* EXERCISE REQUIREMENTS:
Can you update the data below so that every "Choose File" becomes "Select File", with everything else unchanged and the pictures left out?

* DATA FOR THIS TASK:
----------

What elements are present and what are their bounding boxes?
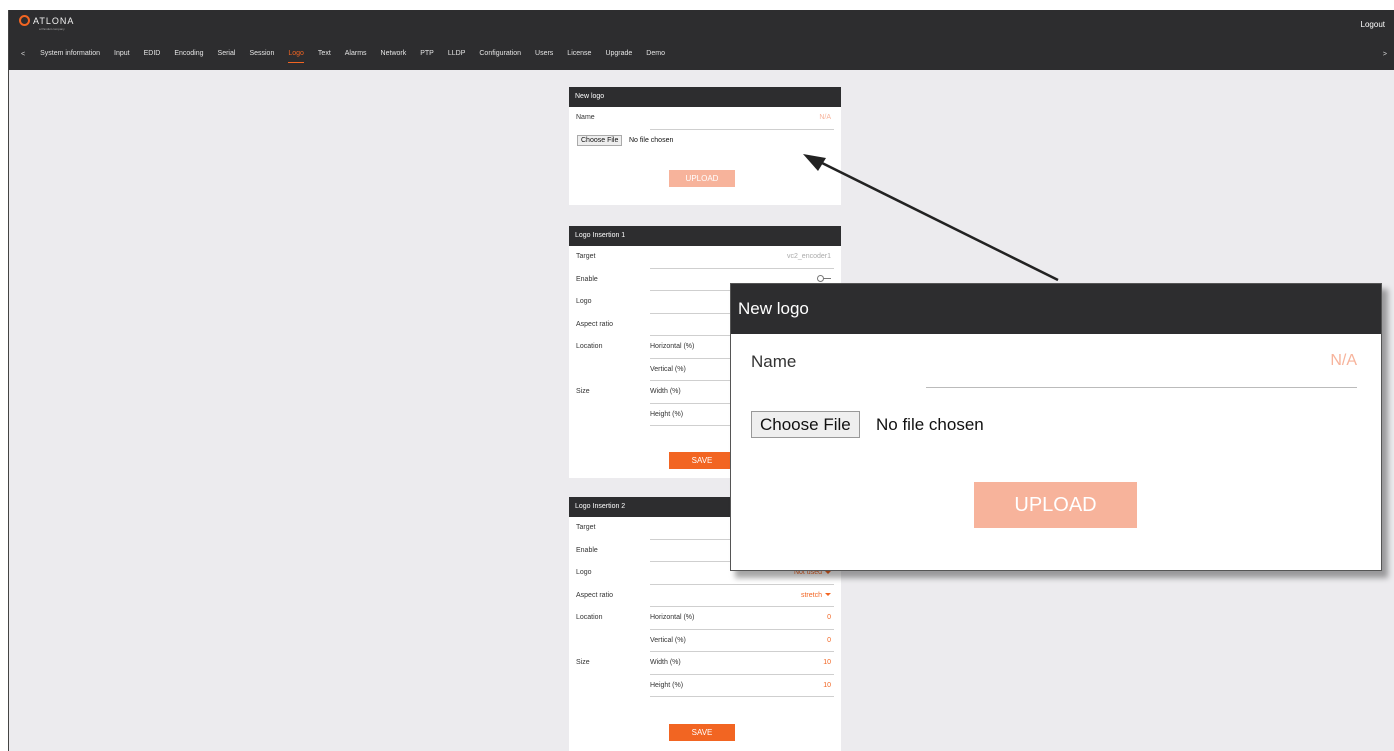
vertical-input[interactable]: 0 bbox=[827, 637, 831, 644]
tab-network[interactable]: Network bbox=[374, 43, 414, 65]
zoom-file-status-label: No file chosen bbox=[876, 415, 984, 434]
tab-system-information[interactable]: System information bbox=[33, 43, 107, 65]
top-bar: ATLONA a Panduit company Logout < System… bbox=[9, 10, 1394, 70]
enable-toggle[interactable] bbox=[817, 274, 831, 282]
tab-users[interactable]: Users bbox=[528, 43, 560, 65]
vertical-label: Vertical (%) bbox=[650, 636, 686, 644]
horizontal-input[interactable]: 0 bbox=[827, 614, 831, 621]
tab-session[interactable]: Session bbox=[242, 43, 281, 65]
target-value[interactable]: vc2_encoder1 bbox=[787, 253, 831, 260]
atlona-logo-icon bbox=[19, 15, 30, 26]
height-label: Height (%) bbox=[650, 681, 684, 689]
location-label: Location bbox=[576, 614, 603, 621]
zoom-name-label: Name bbox=[751, 352, 797, 371]
enable-label: Enable bbox=[576, 275, 598, 283]
tab-demo[interactable]: Demo bbox=[639, 43, 672, 65]
new-logo-header: New logo bbox=[569, 87, 841, 107]
height-input[interactable]: 10 bbox=[823, 682, 831, 689]
width-input[interactable]: 10 bbox=[823, 659, 831, 666]
aspect-label: Aspect ratio bbox=[576, 591, 613, 599]
zoom-choose-file-button[interactable]: Choose File bbox=[751, 411, 860, 438]
vertical-row: Vertical (%) 0 bbox=[569, 630, 841, 652]
zoom-new-logo-header: New logo bbox=[731, 284, 1381, 334]
logo-insertion-1-header: Logo Insertion 1 bbox=[569, 226, 841, 246]
horizontal-row: Location Horizontal (%) 0 bbox=[569, 607, 841, 630]
enable-label: Enable bbox=[576, 546, 598, 554]
tab-lldp[interactable]: LLDP bbox=[441, 43, 473, 65]
tab-ptp[interactable]: PTP bbox=[413, 43, 441, 65]
new-logo-card: New logo Name N/A Choose File No file ch… bbox=[569, 87, 841, 205]
file-status-label: No file chosen bbox=[629, 136, 674, 144]
zoom-upload-button[interactable]: UPLOAD bbox=[974, 482, 1137, 528]
choose-file-button[interactable]: Choose File bbox=[577, 134, 623, 146]
horizontal-label: Horizontal (%) bbox=[650, 343, 695, 350]
aspect-select[interactable]: stretch bbox=[801, 592, 831, 599]
height-row: Height (%) 10 bbox=[569, 675, 841, 697]
aspect-label: Aspect ratio bbox=[576, 320, 613, 328]
brand-logo[interactable]: ATLONA bbox=[19, 15, 74, 26]
height-label: Height (%) bbox=[650, 410, 684, 418]
brand-subtitle: a Panduit company bbox=[39, 27, 65, 31]
save-button-2[interactable]: SAVE bbox=[669, 724, 735, 741]
tab-serial[interactable]: Serial bbox=[211, 43, 243, 65]
toggle-knob bbox=[817, 274, 824, 282]
aspect-row: Aspect ratio stretch bbox=[569, 585, 841, 607]
logo-name-label: Name bbox=[576, 114, 595, 121]
width-row: Size Width (%) 10 bbox=[569, 652, 841, 675]
target-label: Target bbox=[576, 524, 596, 531]
size-label: Size bbox=[576, 659, 590, 666]
width-label: Width (%) bbox=[650, 659, 681, 666]
zoom-name-underline bbox=[926, 387, 1357, 388]
logo-name-row: Name N/A bbox=[569, 107, 841, 130]
target-label: Target bbox=[576, 253, 596, 260]
toggle-track bbox=[823, 277, 831, 279]
location-label: Location bbox=[576, 343, 603, 350]
tab-alarms[interactable]: Alarms bbox=[338, 43, 374, 65]
aspect-select-value: stretch bbox=[800, 591, 822, 599]
tab-edid[interactable]: EDID bbox=[137, 43, 168, 65]
tab-encoding[interactable]: Encoding bbox=[167, 43, 210, 65]
row-underline bbox=[650, 696, 834, 697]
logo-name-field[interactable]: N/A bbox=[819, 114, 831, 121]
nav-scroll-right-icon[interactable]: > bbox=[1383, 51, 1387, 58]
tab-configuration[interactable]: Configuration bbox=[472, 43, 528, 65]
vertical-label: Vertical (%) bbox=[650, 365, 686, 373]
main-nav: < System information Input EDID Encoding… bbox=[9, 43, 1394, 65]
save-button-1[interactable]: SAVE bbox=[669, 452, 735, 469]
tab-input[interactable]: Input bbox=[107, 43, 137, 65]
upload-button[interactable]: UPLOAD bbox=[669, 170, 735, 187]
tab-logo[interactable]: Logo bbox=[281, 43, 311, 65]
zoom-callout: New logo Name N/A Choose File No file ch… bbox=[730, 283, 1382, 571]
tab-upgrade[interactable]: Upgrade bbox=[598, 43, 639, 65]
brand-name: ATLONA bbox=[33, 15, 75, 26]
nav-scroll-left-icon[interactable]: < bbox=[9, 51, 33, 58]
file-picker-row: Choose File No file chosen bbox=[569, 130, 841, 155]
tab-text[interactable]: Text bbox=[311, 43, 338, 65]
width-label: Width (%) bbox=[650, 388, 681, 395]
size-label: Size bbox=[576, 388, 590, 395]
zoom-name-field[interactable]: N/A bbox=[1330, 352, 1357, 370]
chevron-down-icon bbox=[825, 593, 831, 597]
tab-license[interactable]: License bbox=[560, 43, 598, 65]
horizontal-label: Horizontal (%) bbox=[650, 614, 695, 621]
logo-label: Logo bbox=[576, 298, 592, 305]
logout-link[interactable]: Logout bbox=[1361, 20, 1385, 29]
target-row: Target vc2_encoder1 bbox=[569, 246, 841, 269]
logo-label: Logo bbox=[576, 569, 592, 576]
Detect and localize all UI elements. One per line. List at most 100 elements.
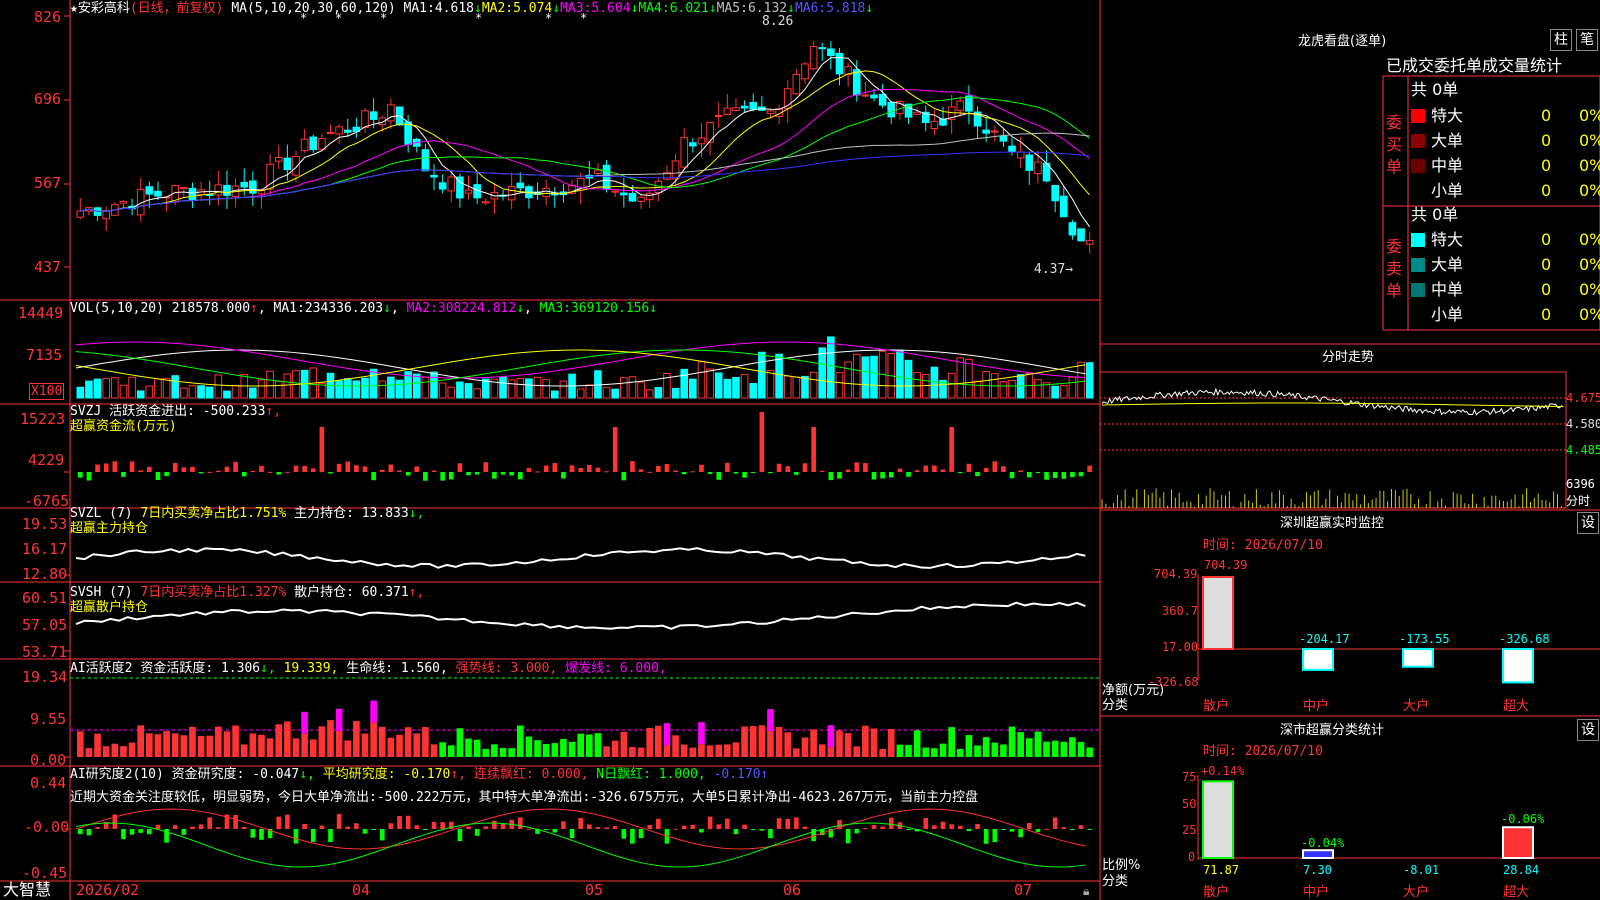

----------

* EXPECTED ANSWER:
What elements are present and what are their bounding boxes?
vertical-input[interactable]: 0 bbox=[827, 637, 831, 644]
tab-network[interactable]: Network bbox=[374, 43, 414, 65]
zoom-file-status-label: No file chosen bbox=[876, 415, 984, 434]
tab-system-information[interactable]: System information bbox=[33, 43, 107, 65]
top-bar: ATLONA a Panduit company Logout < System… bbox=[9, 10, 1394, 70]
enable-toggle[interactable] bbox=[817, 274, 831, 282]
tab-users[interactable]: Users bbox=[528, 43, 560, 65]
vertical-label: Vertical (%) bbox=[650, 636, 686, 644]
horizontal-input[interactable]: 0 bbox=[827, 614, 831, 621]
tab-session[interactable]: Session bbox=[242, 43, 281, 65]
target-value[interactable]: vc2_encoder1 bbox=[787, 253, 831, 260]
atlona-logo-icon bbox=[19, 15, 30, 26]
height-label: Height (%) bbox=[650, 681, 684, 689]
location-label: Location bbox=[576, 614, 603, 621]
zoom-name-label: Name bbox=[751, 352, 797, 371]
enable-label: Enable bbox=[576, 275, 598, 283]
tab-demo[interactable]: Demo bbox=[639, 43, 672, 65]
new-logo-header: New logo bbox=[569, 87, 841, 107]
height-input[interactable]: 10 bbox=[823, 682, 831, 689]
width-input[interactable]: 10 bbox=[823, 659, 831, 666]
aspect-label: Aspect ratio bbox=[576, 591, 613, 599]
zoom-choose-file-button[interactable]: Select File bbox=[751, 411, 860, 438]
vertical-row: Vertical (%) 0 bbox=[569, 630, 841, 652]
zoom-new-logo-header: New logo bbox=[731, 284, 1381, 334]
logo-insertion-1-header: Logo Insertion 1 bbox=[569, 226, 841, 246]
horizontal-row: Location Horizontal (%) 0 bbox=[569, 607, 841, 630]
enable-label: Enable bbox=[576, 546, 598, 554]
tab-lldp[interactable]: LLDP bbox=[441, 43, 473, 65]
tab-ptp[interactable]: PTP bbox=[413, 43, 441, 65]
new-logo-card: New logo Name N/A Select File No file ch… bbox=[569, 87, 841, 205]
file-status-label: No file chosen bbox=[629, 136, 674, 144]
zoom-upload-button[interactable]: UPLOAD bbox=[974, 482, 1137, 528]
choose-file-button[interactable]: Select File bbox=[577, 134, 623, 146]
horizontal-label: Horizontal (%) bbox=[650, 343, 695, 350]
aspect-select[interactable]: stretch bbox=[801, 592, 831, 599]
height-row: Height (%) 10 bbox=[569, 675, 841, 697]
aspect-label: Aspect ratio bbox=[576, 320, 613, 328]
brand-logo[interactable]: ATLONA bbox=[19, 15, 74, 26]
height-label: Height (%) bbox=[650, 410, 684, 418]
brand-subtitle: a Panduit company bbox=[39, 27, 65, 31]
save-button-2[interactable]: SAVE bbox=[669, 724, 735, 741]
tab-serial[interactable]: Serial bbox=[211, 43, 243, 65]
toggle-knob bbox=[817, 274, 824, 282]
aspect-row: Aspect ratio stretch bbox=[569, 585, 841, 607]
logo-name-label: Name bbox=[576, 114, 595, 121]
width-row: Size Width (%) 10 bbox=[569, 652, 841, 675]
target-label: Target bbox=[576, 524, 596, 531]
size-label: Size bbox=[576, 659, 590, 666]
width-label: Width (%) bbox=[650, 659, 681, 666]
zoom-name-underline bbox=[926, 387, 1357, 388]
logo-name-row: Name N/A bbox=[569, 107, 841, 130]
target-label: Target bbox=[576, 253, 596, 260]
toggle-track bbox=[823, 277, 831, 279]
location-label: Location bbox=[576, 343, 603, 350]
tab-alarms[interactable]: Alarms bbox=[338, 43, 374, 65]
aspect-select-value: stretch bbox=[800, 591, 822, 599]
tab-edid[interactable]: EDID bbox=[137, 43, 168, 65]
tab-encoding[interactable]: Encoding bbox=[167, 43, 210, 65]
row-underline bbox=[650, 696, 834, 697]
logo-name-field[interactable]: N/A bbox=[819, 114, 831, 121]
nav-scroll-right-icon[interactable]: > bbox=[1383, 51, 1387, 58]
tab-configuration[interactable]: Configuration bbox=[472, 43, 528, 65]
vertical-label: Vertical (%) bbox=[650, 365, 686, 373]
main-nav: < System information Input EDID Encoding… bbox=[9, 43, 1394, 65]
save-button-1[interactable]: SAVE bbox=[669, 452, 735, 469]
tab-input[interactable]: Input bbox=[107, 43, 137, 65]
upload-button[interactable]: UPLOAD bbox=[669, 170, 735, 187]
tab-logo[interactable]: Logo bbox=[281, 43, 311, 65]
zoom-callout: New logo Name N/A Select File No file ch… bbox=[730, 283, 1382, 571]
tab-upgrade[interactable]: Upgrade bbox=[598, 43, 639, 65]
brand-name: ATLONA bbox=[33, 15, 75, 26]
nav-scroll-left-icon[interactable]: < bbox=[9, 51, 33, 58]
file-picker-row: Select File No file chosen bbox=[569, 130, 841, 155]
tab-text[interactable]: Text bbox=[311, 43, 338, 65]
width-label: Width (%) bbox=[650, 388, 681, 395]
size-label: Size bbox=[576, 388, 590, 395]
zoom-name-field[interactable]: N/A bbox=[1330, 352, 1357, 370]
chevron-down-icon bbox=[825, 593, 831, 597]
tab-license[interactable]: License bbox=[560, 43, 598, 65]
horizontal-label: Horizontal (%) bbox=[650, 614, 695, 621]
logo-label: Logo bbox=[576, 298, 592, 305]
logout-link[interactable]: Logout bbox=[1361, 20, 1385, 29]
target-row: Target vc2_encoder1 bbox=[569, 246, 841, 269]
logo-label: Logo bbox=[576, 569, 592, 576]
Detect and localize all UI elements. One per line. List at most 100 elements.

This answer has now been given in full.